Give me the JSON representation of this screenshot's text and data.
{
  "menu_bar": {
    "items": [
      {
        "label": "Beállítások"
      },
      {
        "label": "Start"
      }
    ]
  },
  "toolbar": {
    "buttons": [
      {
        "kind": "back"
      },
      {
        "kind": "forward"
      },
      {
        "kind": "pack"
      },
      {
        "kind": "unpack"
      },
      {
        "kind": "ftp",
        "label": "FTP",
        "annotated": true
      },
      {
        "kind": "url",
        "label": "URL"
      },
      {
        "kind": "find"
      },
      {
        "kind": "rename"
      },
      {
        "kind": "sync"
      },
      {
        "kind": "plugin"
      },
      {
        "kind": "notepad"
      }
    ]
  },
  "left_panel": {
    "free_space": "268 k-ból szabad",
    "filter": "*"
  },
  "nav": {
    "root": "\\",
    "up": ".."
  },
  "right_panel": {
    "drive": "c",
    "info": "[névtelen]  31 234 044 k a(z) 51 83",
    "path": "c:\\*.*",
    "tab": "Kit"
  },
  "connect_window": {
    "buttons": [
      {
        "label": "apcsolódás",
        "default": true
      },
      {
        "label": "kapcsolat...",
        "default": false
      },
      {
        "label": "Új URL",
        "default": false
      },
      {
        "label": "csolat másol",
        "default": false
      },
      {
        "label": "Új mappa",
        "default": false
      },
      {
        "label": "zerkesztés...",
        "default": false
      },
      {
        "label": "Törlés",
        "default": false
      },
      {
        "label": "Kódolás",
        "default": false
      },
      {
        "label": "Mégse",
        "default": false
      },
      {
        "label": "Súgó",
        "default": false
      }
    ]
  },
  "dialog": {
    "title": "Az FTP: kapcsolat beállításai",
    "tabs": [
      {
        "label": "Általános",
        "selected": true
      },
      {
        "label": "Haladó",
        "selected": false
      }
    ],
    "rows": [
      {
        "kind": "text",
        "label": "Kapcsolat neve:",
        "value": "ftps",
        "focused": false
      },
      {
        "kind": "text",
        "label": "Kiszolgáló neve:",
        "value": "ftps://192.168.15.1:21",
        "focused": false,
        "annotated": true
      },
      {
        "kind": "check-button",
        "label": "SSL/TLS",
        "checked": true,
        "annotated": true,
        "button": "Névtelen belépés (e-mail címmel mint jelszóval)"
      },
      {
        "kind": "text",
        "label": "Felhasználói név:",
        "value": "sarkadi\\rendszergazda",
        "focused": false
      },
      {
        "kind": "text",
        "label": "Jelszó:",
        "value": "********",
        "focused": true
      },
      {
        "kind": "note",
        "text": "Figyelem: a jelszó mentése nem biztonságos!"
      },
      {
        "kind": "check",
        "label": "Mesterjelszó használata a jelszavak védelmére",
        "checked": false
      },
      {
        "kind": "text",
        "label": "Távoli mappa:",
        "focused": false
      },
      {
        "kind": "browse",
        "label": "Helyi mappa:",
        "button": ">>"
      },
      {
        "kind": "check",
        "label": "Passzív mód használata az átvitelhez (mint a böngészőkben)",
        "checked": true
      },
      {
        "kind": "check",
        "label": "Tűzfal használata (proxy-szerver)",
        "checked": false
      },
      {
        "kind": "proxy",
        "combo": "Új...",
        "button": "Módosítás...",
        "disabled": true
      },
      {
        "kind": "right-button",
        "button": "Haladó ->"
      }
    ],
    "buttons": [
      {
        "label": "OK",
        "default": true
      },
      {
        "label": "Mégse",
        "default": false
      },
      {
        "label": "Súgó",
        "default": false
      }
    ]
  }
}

Written exercise: Extract each record, keeping it identical to the original.

Task result:
Give me the JSON representation of this screenshot's text and data.
{
  "menu_bar": {
    "items": [
      {
        "label": "Beállítások"
      },
      {
        "label": "Start"
      }
    ]
  },
  "toolbar": {
    "buttons": [
      {
        "kind": "back"
      },
      {
        "kind": "forward"
      },
      {
        "kind": "pack"
      },
      {
        "kind": "unpack"
      },
      {
        "kind": "ftp",
        "label": "FTP",
        "annotated": true
      },
      {
        "kind": "url",
        "label": "URL"
      },
      {
        "kind": "find"
      },
      {
        "kind": "rename"
      },
      {
        "kind": "sync"
      },
      {
        "kind": "plugin"
      },
      {
        "kind": "notepad"
      }
    ]
  },
  "left_panel": {
    "free_space": "268 k-ból szabad",
    "filter": "*"
  },
  "nav": {
    "root": "\\",
    "up": ".."
  },
  "right_panel": {
    "drive": "c",
    "info": "[névtelen]  31 234 044 k a(z) 51 83",
    "path": "c:\\*.*",
    "tab": "Kit"
  },
  "connect_window": {
    "buttons": [
      {
        "label": "apcsolódás",
        "default": true
      },
      {
        "label": "kapcsolat...",
        "default": false
      },
      {
        "label": "Új URL",
        "default": false
      },
      {
        "label": "csolat másol",
        "default": false
      },
      {
        "label": "Új mappa",
        "default": false
      },
      {
        "label": "zerkesztés...",
        "default": false
      },
      {
        "label": "Törlés",
        "default": false
      },
      {
        "label": "Kódolás",
        "default": false
      },
      {
        "label": "Mégse",
        "default": false
      },
      {
        "label": "Súgó",
        "default": false
      }
    ]
  },
  "dialog": {
    "title": "Az FTP: kapcsolat beállításai",
    "tabs": [
      {
        "label": "Általános",
        "selected": true
      },
      {
        "label": "Haladó",
        "selected": false
      }
    ],
    "rows": [
      {
        "kind": "text",
        "label": "Kapcsolat neve:",
        "value": "ftps",
        "focused": false
      },
      {
        "kind": "text",
        "label": "Kiszolgáló neve:",
        "value": "ftps://192.168.15.1:21",
        "focused": false,
        "annotated": true
      },
      {
        "kind": "check-button",
        "label": "SSL/TLS",
        "checked": true,
        "annotated": true,
        "button": "Névtelen belépés (e-mail címmel mint jelszóval)"
      },
      {
        "kind": "text",
        "label": "Felhasználói név:",
        "value": "sarkadi\\rendszergazda",
        "focused": false
      },
      {
        "kind": "text",
        "label": "Jelszó:",
        "value": "********",
        "focused": true
      },
      {
        "kind": "note",
        "text": "Figyelem: a jelszó mentése nem biztonságos!"
      },
      {
        "kind": "check",
        "label": "Mesterjelszó használata a jelszavak védelmére",
        "checked": false
      },
      {
        "kind": "text",
        "label": "Távoli mappa:",
        "focused": false
      },
      {
        "kind": "browse",
        "label": "Helyi mappa:",
        "button": ">>"
      },
      {
        "kind": "check",
        "label": "Passzív mód használata az átvitelhez (mint a böngészőkben)",
        "checked": true
      },
      {
        "kind": "check",
        "label": "Tűzfal használata (proxy-szerver)",
        "checked": false
      },
      {
        "kind": "proxy",
        "combo": "Új...",
        "button": "Módosítás...",
        "disabled": true
      },
      {
        "kind": "right-button",
        "button": "Haladó ->"
      }
    ],
    "buttons": [
      {
        "label": "OK",
        "default": true
      },
      {
        "label": "Mégse",
        "default": false
      },
      {
        "label": "Súgó",
        "default": false
      }
    ]
  }
}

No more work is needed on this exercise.